= Soal =
Teruskan tulisan di bawah tentang serial The English Game, mulai sesudah kalimat terakhirnya.

── Potongan Dokumen ──

The English Game: Ketika Sepakbola Mulai Jadi Opsi Mencari Nafkah

Elsofaris
oragol
Published in
4 min readApr 11, 2021

--

Tentang pengabdian yang bertransformasi menjadi komoditas pendatang cuan~

Pekerja versus bangsawan di salah satu pertandingan sepakbola (sumber: Netflix) | A. Arfrian

MARET tahun lalu, ketika pandemi baru saja merebak di dunia, berbagai kebijakan mengenai pembatasan mobilitas dan pengumpulan masyarakat mulai diberlakukan. Tak terkecuali dalam gelaran liga-liga sepakbola di Eropa. Kompetisi terpaksa dihentikan sementara, seiring dengan semakin meningkatnya jumlah kasus Covid-19 di benua biru itu. Seluruh penikmat sepakbola pun dipaksa untuk berpuasa sejenak. Hadir di waktu yang tepat, 14 hari setelah kita berpuasa, Netflix memberi kita cara untuk menikmati sepakbola dengan bentuk lain, yakni film serial berjudul “The English Game”.

───
── Catatan Data ──

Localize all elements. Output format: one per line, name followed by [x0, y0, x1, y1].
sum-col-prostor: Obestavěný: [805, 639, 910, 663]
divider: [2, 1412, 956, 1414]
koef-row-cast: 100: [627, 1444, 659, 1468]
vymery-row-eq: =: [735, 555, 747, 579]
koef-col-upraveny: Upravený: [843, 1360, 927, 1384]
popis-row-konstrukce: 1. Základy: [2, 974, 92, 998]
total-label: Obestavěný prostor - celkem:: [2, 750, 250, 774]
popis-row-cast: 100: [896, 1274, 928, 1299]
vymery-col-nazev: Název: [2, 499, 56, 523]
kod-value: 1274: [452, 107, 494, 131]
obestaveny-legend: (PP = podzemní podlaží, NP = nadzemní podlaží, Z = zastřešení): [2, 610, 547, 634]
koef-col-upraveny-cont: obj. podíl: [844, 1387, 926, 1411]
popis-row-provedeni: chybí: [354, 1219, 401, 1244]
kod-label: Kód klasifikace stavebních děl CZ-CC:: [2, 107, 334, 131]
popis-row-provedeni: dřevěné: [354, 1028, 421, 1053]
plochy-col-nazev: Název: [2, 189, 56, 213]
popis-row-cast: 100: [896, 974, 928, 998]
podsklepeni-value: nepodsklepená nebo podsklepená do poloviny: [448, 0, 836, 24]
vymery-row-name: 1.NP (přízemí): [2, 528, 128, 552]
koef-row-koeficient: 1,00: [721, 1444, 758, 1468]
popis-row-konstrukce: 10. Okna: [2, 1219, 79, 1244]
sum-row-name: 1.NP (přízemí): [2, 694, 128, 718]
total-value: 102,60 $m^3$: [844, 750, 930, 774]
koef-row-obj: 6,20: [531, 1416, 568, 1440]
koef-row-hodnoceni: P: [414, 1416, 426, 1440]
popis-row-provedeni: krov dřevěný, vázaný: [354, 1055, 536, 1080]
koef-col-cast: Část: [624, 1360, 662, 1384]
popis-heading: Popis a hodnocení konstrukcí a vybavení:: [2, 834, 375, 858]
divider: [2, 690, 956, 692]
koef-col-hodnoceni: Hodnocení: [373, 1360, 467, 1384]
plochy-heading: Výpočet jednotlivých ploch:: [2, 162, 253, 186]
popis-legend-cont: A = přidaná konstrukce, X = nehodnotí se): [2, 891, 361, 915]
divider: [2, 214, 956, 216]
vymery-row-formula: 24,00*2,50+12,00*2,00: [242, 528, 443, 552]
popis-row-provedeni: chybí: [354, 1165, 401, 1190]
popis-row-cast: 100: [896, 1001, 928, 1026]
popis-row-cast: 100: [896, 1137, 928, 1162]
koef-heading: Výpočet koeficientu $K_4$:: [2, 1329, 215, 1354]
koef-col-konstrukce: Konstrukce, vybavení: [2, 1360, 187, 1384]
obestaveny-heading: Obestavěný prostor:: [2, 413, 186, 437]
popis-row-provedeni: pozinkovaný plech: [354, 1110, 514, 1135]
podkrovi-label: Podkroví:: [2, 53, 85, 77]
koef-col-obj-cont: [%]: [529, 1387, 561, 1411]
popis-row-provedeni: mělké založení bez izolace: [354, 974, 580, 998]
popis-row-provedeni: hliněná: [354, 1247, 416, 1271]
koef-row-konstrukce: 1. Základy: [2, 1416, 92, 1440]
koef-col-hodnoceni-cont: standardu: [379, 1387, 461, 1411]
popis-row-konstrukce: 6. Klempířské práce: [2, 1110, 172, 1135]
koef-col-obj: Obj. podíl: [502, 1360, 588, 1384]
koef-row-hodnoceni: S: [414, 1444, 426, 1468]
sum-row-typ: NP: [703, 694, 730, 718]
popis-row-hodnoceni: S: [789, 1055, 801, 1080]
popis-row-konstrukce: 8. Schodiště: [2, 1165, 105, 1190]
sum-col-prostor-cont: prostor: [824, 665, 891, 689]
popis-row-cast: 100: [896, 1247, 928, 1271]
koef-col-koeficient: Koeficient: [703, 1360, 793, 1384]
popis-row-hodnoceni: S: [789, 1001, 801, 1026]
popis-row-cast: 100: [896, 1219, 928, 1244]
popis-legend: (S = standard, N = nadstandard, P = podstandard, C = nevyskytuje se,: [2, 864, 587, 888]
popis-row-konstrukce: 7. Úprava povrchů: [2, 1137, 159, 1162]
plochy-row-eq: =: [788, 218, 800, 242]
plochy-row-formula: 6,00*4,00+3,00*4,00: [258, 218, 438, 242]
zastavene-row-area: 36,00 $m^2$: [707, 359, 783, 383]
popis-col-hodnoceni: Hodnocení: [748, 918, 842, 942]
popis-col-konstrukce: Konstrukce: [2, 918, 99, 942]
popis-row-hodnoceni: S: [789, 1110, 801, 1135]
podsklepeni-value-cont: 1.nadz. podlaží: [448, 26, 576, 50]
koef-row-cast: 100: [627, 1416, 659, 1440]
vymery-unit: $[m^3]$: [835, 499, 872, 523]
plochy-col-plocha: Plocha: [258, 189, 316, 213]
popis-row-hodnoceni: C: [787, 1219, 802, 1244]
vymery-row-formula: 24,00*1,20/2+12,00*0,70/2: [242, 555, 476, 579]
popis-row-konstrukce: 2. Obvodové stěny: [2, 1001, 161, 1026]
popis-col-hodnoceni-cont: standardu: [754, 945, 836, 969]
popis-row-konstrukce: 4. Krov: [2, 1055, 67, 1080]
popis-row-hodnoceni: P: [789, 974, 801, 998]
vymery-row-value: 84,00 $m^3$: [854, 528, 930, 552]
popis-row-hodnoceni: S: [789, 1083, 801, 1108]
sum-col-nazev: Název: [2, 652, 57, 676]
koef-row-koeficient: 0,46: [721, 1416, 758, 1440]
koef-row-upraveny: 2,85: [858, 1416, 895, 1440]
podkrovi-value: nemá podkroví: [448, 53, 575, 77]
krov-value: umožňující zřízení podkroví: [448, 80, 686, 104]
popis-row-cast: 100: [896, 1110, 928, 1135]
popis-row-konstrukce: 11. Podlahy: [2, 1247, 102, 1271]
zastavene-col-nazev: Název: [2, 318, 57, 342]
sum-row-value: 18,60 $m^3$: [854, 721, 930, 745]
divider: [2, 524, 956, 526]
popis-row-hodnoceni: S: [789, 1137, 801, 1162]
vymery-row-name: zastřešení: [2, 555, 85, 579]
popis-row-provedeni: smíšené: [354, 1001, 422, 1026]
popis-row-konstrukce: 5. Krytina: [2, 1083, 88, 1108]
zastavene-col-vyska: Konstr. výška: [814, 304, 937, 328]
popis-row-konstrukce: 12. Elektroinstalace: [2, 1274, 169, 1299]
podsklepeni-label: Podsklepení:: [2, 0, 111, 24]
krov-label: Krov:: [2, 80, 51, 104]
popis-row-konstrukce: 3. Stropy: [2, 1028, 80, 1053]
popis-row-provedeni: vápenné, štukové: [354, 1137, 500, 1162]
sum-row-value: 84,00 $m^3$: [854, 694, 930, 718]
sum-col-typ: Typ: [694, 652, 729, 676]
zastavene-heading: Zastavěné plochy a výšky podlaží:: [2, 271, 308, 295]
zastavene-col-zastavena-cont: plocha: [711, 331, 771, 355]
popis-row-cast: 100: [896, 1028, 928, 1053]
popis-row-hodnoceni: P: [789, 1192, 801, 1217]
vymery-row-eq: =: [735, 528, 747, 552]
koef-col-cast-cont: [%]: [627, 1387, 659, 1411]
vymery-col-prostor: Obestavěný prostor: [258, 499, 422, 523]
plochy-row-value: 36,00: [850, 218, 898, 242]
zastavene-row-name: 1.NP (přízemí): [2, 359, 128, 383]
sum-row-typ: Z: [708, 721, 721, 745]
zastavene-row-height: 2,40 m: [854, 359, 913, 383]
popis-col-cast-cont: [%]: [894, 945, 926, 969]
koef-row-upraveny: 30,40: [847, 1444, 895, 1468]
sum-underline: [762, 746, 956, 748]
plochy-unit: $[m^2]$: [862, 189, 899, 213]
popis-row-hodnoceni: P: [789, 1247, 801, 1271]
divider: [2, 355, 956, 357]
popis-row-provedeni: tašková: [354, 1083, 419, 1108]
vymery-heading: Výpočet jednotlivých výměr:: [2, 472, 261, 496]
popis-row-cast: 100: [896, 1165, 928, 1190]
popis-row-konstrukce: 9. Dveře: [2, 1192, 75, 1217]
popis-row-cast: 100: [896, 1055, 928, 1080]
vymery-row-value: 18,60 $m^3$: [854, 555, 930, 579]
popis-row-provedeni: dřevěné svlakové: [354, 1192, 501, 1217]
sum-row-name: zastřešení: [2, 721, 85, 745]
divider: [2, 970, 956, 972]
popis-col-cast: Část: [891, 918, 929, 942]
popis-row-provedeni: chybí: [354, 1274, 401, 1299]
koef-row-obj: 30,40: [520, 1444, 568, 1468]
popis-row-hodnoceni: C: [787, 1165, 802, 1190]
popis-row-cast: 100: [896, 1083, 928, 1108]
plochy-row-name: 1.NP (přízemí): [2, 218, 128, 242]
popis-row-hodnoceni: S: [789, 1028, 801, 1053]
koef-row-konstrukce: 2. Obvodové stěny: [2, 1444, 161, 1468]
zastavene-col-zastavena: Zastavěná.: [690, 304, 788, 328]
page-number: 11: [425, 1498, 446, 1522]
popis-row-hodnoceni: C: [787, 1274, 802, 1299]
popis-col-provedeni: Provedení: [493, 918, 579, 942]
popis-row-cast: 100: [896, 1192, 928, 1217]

───

= Kotak Jawaban =
Mini serial berjumlah 6 episode tersebut menceritakan tentang awal mula sepakbola profesional berkembang di negeri Elizabeth, Inggris. Tak sekedar itu, “The English Game” justru saya tangkap sebagai fenomena dari bagaimana suatu objek yang awalnya bebas dari kepentingan ekonomi, bertransformasi menjadi suatu objek yang mulai bersentuhan dengan kepentingan ekonomi, dan hari ini telah menjadi suatu ekosistem industri modern yang telah berprinsip untuk terus mengeruk cuan.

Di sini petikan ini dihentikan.